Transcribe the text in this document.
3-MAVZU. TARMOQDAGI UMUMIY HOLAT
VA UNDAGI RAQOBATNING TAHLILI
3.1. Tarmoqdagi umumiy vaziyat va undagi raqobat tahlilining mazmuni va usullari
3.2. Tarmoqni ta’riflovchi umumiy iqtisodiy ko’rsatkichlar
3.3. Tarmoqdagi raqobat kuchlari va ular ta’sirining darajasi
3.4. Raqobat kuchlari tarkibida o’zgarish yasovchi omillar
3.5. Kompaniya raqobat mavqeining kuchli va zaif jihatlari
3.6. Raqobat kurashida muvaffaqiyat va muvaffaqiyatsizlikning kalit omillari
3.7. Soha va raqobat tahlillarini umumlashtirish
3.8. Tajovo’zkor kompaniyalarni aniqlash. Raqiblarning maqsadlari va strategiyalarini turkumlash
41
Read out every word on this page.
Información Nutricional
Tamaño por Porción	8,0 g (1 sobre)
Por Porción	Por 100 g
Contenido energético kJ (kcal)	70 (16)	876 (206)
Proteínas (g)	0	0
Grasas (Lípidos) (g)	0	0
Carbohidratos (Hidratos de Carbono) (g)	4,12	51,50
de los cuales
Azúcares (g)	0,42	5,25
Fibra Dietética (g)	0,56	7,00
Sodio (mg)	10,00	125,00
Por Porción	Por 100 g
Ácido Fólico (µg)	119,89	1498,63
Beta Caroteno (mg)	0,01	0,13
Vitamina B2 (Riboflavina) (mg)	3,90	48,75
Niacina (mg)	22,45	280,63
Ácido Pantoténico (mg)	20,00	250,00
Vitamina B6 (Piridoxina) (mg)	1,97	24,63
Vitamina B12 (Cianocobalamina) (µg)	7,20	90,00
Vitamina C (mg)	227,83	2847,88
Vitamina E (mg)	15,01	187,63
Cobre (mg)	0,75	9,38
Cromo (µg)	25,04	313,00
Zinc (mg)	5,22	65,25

Goal — Note every line above where the string "Vitamina" shows up, and copy those lines.

Reply to the exercise —
Vitamina B2 (Riboflavina) (mg)	3,90	48,75
Vitamina B6 (Piridoxina) (mg)	1,97	24,63
Vitamina B12 (Cianocobalamina) (µg)	7,20	90,00
Vitamina C (mg)	227,83	2847,88
Vitamina E (mg)	15,01	187,63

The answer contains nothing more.